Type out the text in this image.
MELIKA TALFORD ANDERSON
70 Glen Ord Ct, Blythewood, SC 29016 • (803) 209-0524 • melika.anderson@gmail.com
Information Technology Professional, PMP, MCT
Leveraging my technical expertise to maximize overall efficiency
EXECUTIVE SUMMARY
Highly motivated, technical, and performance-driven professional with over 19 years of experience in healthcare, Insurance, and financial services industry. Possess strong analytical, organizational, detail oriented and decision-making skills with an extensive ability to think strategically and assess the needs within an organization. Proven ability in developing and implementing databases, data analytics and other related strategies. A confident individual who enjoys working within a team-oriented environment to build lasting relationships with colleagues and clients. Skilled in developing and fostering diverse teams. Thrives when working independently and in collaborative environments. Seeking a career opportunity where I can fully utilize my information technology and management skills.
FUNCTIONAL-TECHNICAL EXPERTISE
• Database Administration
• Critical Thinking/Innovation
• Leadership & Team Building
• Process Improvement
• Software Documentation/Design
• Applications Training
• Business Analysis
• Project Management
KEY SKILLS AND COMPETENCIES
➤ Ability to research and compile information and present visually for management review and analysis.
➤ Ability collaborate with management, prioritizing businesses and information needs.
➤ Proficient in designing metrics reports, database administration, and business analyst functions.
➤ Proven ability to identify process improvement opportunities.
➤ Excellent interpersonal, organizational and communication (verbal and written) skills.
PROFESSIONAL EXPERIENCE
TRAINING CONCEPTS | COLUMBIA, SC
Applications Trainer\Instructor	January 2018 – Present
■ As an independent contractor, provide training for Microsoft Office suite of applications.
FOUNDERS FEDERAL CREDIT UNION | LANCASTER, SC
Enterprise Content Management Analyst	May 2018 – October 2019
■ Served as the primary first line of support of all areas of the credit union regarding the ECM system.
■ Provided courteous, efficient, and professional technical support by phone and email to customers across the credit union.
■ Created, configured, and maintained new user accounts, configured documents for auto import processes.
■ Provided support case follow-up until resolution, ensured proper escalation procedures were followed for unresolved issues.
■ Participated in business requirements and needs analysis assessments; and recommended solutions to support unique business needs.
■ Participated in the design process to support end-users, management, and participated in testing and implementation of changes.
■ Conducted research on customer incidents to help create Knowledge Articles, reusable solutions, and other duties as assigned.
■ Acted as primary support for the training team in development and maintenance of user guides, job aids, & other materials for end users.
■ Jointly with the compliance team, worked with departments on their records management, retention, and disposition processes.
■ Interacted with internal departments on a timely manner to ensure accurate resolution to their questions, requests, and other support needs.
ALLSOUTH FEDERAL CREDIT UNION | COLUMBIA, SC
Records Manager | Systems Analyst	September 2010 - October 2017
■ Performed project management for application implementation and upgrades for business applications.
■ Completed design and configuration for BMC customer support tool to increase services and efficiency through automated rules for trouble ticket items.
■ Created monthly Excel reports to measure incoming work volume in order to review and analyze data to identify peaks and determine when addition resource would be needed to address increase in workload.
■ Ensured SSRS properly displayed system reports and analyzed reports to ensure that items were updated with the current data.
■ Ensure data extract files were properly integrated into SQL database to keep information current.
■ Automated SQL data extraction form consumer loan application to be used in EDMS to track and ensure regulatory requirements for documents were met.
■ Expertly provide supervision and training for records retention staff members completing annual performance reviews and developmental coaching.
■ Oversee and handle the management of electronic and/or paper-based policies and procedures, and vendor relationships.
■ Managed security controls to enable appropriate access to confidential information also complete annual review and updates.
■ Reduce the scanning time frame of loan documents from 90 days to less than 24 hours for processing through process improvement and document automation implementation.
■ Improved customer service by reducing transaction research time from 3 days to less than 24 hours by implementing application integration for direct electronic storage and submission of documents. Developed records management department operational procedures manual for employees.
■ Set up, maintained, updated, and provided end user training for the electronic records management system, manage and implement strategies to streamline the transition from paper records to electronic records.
------------------------
* Written task *
Check each line of the records above for "solutions", and copy those that have it.

* Result of the task *
■ Participated in business requirements and needs analysis assessments; and recommended solutions to support unique business needs.
■ Conducted research on customer incidents to help create Knowledge Articles, reusable solutions, and other duties as assigned.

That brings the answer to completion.